*Raw records:*
_ _ _ _ _ _ _
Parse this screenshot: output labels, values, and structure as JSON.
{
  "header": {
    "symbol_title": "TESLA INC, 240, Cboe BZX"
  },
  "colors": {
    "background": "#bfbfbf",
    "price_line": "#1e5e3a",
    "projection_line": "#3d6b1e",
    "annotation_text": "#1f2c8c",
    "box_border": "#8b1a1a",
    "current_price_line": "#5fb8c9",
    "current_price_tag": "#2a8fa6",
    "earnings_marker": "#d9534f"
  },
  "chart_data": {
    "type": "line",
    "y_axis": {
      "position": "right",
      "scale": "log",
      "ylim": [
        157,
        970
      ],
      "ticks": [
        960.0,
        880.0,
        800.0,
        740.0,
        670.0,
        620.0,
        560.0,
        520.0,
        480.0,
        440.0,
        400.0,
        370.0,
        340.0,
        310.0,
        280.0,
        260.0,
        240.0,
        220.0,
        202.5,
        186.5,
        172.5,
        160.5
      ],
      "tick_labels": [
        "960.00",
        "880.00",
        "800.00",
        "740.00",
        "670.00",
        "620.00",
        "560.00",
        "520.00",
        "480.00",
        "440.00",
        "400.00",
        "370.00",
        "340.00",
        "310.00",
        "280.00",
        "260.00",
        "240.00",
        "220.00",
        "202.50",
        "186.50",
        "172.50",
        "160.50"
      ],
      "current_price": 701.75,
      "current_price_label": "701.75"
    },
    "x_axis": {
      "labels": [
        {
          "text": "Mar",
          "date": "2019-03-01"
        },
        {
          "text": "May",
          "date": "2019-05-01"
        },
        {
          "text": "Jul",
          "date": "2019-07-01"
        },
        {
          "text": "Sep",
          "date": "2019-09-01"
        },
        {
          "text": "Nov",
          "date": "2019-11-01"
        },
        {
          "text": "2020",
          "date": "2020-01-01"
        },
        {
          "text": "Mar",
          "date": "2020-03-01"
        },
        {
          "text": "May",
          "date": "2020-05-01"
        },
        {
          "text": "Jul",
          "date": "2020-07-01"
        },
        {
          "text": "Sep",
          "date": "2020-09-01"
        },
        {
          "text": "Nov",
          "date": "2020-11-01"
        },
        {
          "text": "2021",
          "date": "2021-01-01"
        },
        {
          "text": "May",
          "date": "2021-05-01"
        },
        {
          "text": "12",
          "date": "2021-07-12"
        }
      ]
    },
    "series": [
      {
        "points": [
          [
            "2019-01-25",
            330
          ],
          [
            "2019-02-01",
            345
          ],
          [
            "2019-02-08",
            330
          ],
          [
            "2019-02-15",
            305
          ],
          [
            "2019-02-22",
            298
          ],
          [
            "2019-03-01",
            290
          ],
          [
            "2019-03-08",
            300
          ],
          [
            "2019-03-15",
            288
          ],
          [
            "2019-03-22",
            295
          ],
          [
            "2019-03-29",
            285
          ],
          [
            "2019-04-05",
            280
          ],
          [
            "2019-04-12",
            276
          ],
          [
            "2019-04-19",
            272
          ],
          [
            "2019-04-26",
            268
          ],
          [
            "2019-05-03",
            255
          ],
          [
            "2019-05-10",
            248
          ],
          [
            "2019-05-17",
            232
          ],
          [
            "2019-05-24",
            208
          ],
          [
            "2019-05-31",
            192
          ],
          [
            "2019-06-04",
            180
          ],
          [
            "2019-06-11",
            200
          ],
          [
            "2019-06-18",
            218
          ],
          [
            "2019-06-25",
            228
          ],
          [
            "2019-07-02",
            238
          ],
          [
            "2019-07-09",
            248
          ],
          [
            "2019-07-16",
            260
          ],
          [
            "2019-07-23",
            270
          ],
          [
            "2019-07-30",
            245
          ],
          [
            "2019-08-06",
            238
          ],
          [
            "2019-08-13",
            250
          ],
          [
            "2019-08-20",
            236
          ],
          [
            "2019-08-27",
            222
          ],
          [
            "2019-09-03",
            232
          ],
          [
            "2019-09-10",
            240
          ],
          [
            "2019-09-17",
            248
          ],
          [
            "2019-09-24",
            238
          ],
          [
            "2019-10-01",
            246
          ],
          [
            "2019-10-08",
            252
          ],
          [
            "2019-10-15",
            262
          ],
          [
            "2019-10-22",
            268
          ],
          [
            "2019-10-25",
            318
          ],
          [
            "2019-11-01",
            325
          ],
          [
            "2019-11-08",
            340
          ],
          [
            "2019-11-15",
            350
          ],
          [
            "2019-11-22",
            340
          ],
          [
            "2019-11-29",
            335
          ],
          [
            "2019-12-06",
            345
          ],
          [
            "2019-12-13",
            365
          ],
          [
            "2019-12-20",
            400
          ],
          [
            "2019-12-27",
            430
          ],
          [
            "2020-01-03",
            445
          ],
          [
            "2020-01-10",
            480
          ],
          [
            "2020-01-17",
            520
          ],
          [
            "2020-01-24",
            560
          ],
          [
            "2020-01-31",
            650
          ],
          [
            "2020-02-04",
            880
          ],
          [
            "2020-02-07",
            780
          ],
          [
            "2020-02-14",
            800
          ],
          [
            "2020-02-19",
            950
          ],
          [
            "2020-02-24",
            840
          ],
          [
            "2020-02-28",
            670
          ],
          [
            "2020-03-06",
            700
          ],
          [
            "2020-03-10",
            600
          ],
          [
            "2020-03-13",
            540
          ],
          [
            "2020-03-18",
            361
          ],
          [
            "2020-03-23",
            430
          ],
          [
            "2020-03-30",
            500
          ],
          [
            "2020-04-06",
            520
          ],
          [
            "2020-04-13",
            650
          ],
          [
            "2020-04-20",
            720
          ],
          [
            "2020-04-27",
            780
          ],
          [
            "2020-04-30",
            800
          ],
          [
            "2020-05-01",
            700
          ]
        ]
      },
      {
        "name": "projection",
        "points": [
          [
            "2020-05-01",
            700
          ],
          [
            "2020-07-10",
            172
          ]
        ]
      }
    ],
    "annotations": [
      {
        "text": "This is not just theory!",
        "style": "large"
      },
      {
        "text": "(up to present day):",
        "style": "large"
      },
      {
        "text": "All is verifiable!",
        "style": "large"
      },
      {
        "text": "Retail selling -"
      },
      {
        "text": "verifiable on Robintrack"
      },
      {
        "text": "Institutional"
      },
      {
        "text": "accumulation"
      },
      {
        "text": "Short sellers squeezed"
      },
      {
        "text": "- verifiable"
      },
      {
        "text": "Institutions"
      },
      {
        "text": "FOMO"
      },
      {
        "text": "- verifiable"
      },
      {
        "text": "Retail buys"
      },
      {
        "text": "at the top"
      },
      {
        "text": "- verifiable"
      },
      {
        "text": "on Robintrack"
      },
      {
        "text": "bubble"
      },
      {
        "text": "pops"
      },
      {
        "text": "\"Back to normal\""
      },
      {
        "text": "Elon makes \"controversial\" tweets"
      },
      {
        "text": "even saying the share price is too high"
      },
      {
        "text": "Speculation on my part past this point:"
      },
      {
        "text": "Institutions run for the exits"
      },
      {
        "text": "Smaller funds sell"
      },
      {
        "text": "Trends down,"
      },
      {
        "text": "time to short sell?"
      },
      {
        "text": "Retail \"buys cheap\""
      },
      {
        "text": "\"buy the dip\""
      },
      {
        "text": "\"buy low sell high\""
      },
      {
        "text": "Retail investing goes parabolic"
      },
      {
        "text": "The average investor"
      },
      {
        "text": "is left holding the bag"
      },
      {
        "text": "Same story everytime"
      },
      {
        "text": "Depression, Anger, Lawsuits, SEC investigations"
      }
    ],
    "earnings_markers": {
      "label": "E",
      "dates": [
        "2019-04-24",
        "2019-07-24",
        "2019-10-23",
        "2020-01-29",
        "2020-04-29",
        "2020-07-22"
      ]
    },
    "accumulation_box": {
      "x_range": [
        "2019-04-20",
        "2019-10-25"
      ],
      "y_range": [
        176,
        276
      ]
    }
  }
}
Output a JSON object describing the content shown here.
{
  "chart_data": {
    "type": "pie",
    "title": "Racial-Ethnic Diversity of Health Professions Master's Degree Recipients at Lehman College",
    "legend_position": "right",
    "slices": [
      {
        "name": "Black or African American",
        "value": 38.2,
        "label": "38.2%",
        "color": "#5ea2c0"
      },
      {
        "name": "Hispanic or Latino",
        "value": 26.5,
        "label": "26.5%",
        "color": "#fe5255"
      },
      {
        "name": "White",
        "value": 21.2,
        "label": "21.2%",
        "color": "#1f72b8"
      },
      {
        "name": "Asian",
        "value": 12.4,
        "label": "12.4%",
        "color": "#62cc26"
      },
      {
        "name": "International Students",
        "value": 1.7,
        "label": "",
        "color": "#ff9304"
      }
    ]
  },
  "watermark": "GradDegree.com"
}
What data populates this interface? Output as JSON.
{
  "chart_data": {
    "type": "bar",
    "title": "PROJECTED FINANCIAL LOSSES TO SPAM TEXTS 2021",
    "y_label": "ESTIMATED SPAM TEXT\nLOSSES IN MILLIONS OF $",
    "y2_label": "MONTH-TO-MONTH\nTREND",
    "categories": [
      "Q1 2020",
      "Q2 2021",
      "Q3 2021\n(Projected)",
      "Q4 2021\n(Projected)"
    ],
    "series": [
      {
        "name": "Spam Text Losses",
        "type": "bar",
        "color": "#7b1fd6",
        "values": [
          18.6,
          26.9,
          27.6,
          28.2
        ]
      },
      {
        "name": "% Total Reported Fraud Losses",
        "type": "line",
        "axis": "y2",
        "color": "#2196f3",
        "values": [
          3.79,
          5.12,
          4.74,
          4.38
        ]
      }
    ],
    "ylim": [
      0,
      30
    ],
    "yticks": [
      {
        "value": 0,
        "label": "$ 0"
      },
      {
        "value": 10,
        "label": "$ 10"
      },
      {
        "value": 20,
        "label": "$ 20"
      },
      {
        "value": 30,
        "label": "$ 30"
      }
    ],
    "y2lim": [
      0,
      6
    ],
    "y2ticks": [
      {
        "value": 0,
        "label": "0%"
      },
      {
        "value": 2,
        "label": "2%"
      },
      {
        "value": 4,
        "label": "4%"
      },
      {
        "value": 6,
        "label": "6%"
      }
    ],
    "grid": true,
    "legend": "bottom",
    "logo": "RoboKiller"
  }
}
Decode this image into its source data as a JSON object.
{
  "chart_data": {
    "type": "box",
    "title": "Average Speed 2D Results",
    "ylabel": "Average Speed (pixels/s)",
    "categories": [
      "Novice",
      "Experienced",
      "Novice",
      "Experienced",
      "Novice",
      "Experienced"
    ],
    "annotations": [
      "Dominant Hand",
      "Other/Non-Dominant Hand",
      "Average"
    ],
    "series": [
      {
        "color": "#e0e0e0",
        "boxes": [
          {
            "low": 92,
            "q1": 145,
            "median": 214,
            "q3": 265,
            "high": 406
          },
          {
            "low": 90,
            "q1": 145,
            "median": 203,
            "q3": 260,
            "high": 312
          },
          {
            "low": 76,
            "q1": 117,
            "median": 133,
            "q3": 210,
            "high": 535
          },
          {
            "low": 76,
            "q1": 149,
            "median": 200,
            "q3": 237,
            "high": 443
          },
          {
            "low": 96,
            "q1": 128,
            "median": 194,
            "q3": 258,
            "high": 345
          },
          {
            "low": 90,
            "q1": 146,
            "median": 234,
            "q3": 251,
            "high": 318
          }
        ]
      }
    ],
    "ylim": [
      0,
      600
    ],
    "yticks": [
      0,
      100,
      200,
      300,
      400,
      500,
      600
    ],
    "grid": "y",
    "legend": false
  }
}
_ _ _ _ _ _ _
*Description of the task:*
Copy out the lines from the line containing "Decode this image" to the end of the listing above, without alteration.

*Answer to the problem:*
Decode this image into its source data as a JSON object.
{
  "chart_data": {
    "type": "box",
    "title": "Average Speed 2D Results",
    "ylabel": "Average Speed (pixels/s)",
    "categories": [
      "Novice",
      "Experienced",
      "Novice",
      "Experienced",
      "Novice",
      "Experienced"
    ],
    "annotations": [
      "Dominant Hand",
      "Other/Non-Dominant Hand",
      "Average"
    ],
    "series": [
      {
        "color": "#e0e0e0",
        "boxes": [
          {
            "low": 92,
            "q1": 145,
            "median": 214,
            "q3": 265,
            "high": 406
          },
          {
            "low": 90,
            "q1": 145,
            "median": 203,
            "q3": 260,
            "high": 312
          },
          {
            "low": 76,
            "q1": 117,
            "median": 133,
            "q3": 210,
            "high": 535
          },
          {
            "low": 76,
            "q1": 149,
            "median": 200,
            "q3": 237,
            "high": 443
          },
          {
            "low": 96,
            "q1": 128,
            "median": 194,
            "q3": 258,
            "high": 345
          },
          {
            "low": 90,
            "q1": 146,
            "median": 234,
            "q3": 251,
            "high": 318
          }
        ]
      }
    ],
    "ylim": [
      0,
      600
    ],
    "yticks": [
      0,
      100,
      200,
      300,
      400,
      500,
      600
    ],
    "grid": "y",
    "legend": false
  }
}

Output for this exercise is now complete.